— BEGIN Records provided —
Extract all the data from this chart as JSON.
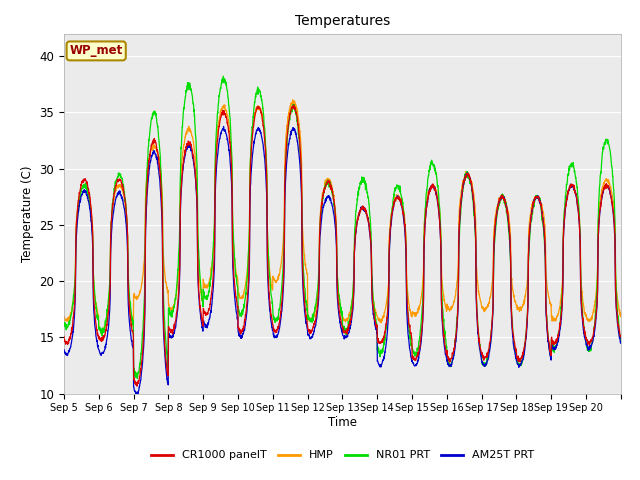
{
  "title": "Temperatures",
  "xlabel": "Time",
  "ylabel": "Temperature (C)",
  "ylim": [
    10,
    42
  ],
  "yticks": [
    10,
    15,
    20,
    25,
    30,
    35,
    40
  ],
  "legend_labels": [
    "CR1000 panelT",
    "HMP",
    "NR01 PRT",
    "AM25T PRT"
  ],
  "line_colors": [
    "#dd0000",
    "#ff9900",
    "#00dd00",
    "#0000cc"
  ],
  "annotation_text": "WP_met",
  "annotation_bg": "#ffffcc",
  "annotation_border": "#aa8800",
  "annotation_text_color": "#990000",
  "bg_gray": "#ebebeb",
  "figsize": [
    6.4,
    4.8
  ],
  "dpi": 100,
  "day_peaks_cr": [
    29,
    29,
    32.5,
    32.3,
    35.0,
    35.5,
    35.5,
    28.8,
    26.5,
    27.5,
    28.5,
    29.5,
    27.5,
    27.5,
    28.5,
    28.5
  ],
  "day_lows_cr": [
    14.5,
    14.8,
    10.8,
    15.5,
    17.0,
    15.5,
    15.5,
    15.5,
    15.5,
    14.5,
    13.0,
    13.0,
    13.2,
    13.0,
    14.5,
    14.5
  ],
  "day_peaks_nr": [
    28.5,
    29.5,
    35.0,
    37.5,
    38.0,
    37.0,
    35.5,
    28.8,
    29.0,
    28.5,
    30.5,
    29.5,
    27.5,
    27.5,
    30.3,
    32.5
  ],
  "day_lows_nr": [
    16.0,
    15.5,
    11.5,
    17.0,
    18.5,
    17.0,
    16.5,
    16.5,
    15.5,
    13.5,
    13.5,
    12.5,
    12.5,
    12.5,
    14.0,
    13.8
  ],
  "day_peaks_hmp": [
    28.5,
    28.5,
    32.0,
    33.5,
    35.5,
    35.5,
    36.0,
    29.0,
    26.5,
    27.5,
    28.5,
    29.5,
    27.5,
    27.5,
    28.5,
    29.0
  ],
  "day_lows_hmp": [
    16.5,
    15.5,
    18.5,
    17.5,
    19.5,
    18.5,
    20.0,
    16.5,
    16.5,
    16.5,
    17.0,
    17.5,
    17.5,
    17.5,
    16.5,
    16.5
  ],
  "day_peaks_am": [
    28.0,
    27.8,
    31.5,
    32.0,
    33.5,
    33.5,
    33.5,
    27.5,
    26.5,
    27.5,
    28.5,
    29.5,
    27.5,
    27.5,
    28.5,
    28.5
  ],
  "day_lows_am": [
    13.5,
    13.5,
    10.0,
    15.0,
    16.0,
    15.0,
    15.0,
    15.0,
    15.0,
    12.5,
    12.5,
    12.5,
    12.5,
    12.5,
    14.0,
    14.0
  ],
  "num_days": 16,
  "pts_per_day": 144
}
— END Records provided —
Aim of the task
Leave the pictures out and reproduce each record exactly as written.

Task response
Extract all the data from this chart as JSON.
{
  "title": "Temperatures",
  "xlabel": "Time",
  "ylabel": "Temperature (C)",
  "ylim": [
    10,
    42
  ],
  "yticks": [
    10,
    15,
    20,
    25,
    30,
    35,
    40
  ],
  "legend_labels": [
    "CR1000 panelT",
    "HMP",
    "NR01 PRT",
    "AM25T PRT"
  ],
  "line_colors": [
    "#dd0000",
    "#ff9900",
    "#00dd00",
    "#0000cc"
  ],
  "annotation_text": "WP_met",
  "annotation_bg": "#ffffcc",
  "annotation_border": "#aa8800",
  "annotation_text_color": "#990000",
  "bg_gray": "#ebebeb",
  "figsize": [
    6.4,
    4.8
  ],
  "dpi": 100,
  "day_peaks_cr": [
    29,
    29,
    32.5,
    32.3,
    35.0,
    35.5,
    35.5,
    28.8,
    26.5,
    27.5,
    28.5,
    29.5,
    27.5,
    27.5,
    28.5,
    28.5
  ],
  "day_lows_cr": [
    14.5,
    14.8,
    10.8,
    15.5,
    17.0,
    15.5,
    15.5,
    15.5,
    15.5,
    14.5,
    13.0,
    13.0,
    13.2,
    13.0,
    14.5,
    14.5
  ],
  "day_peaks_nr": [
    28.5,
    29.5,
    35.0,
    37.5,
    38.0,
    37.0,
    35.5,
    28.8,
    29.0,
    28.5,
    30.5,
    29.5,
    27.5,
    27.5,
    30.3,
    32.5
  ],
  "day_lows_nr": [
    16.0,
    15.5,
    11.5,
    17.0,
    18.5,
    17.0,
    16.5,
    16.5,
    15.5,
    13.5,
    13.5,
    12.5,
    12.5,
    12.5,
    14.0,
    13.8
  ],
  "day_peaks_hmp": [
    28.5,
    28.5,
    32.0,
    33.5,
    35.5,
    35.5,
    36.0,
    29.0,
    26.5,
    27.5,
    28.5,
    29.5,
    27.5,
    27.5,
    28.5,
    29.0
  ],
  "day_lows_hmp": [
    16.5,
    15.5,
    18.5,
    17.5,
    19.5,
    18.5,
    20.0,
    16.5,
    16.5,
    16.5,
    17.0,
    17.5,
    17.5,
    17.5,
    16.5,
    16.5
  ],
  "day_peaks_am": [
    28.0,
    27.8,
    31.5,
    32.0,
    33.5,
    33.5,
    33.5,
    27.5,
    26.5,
    27.5,
    28.5,
    29.5,
    27.5,
    27.5,
    28.5,
    28.5
  ],
  "day_lows_am": [
    13.5,
    13.5,
    10.0,
    15.0,
    16.0,
    15.0,
    15.0,
    15.0,
    15.0,
    12.5,
    12.5,
    12.5,
    12.5,
    12.5,
    14.0,
    14.0
  ],
  "num_days": 16,
  "pts_per_day": 144
}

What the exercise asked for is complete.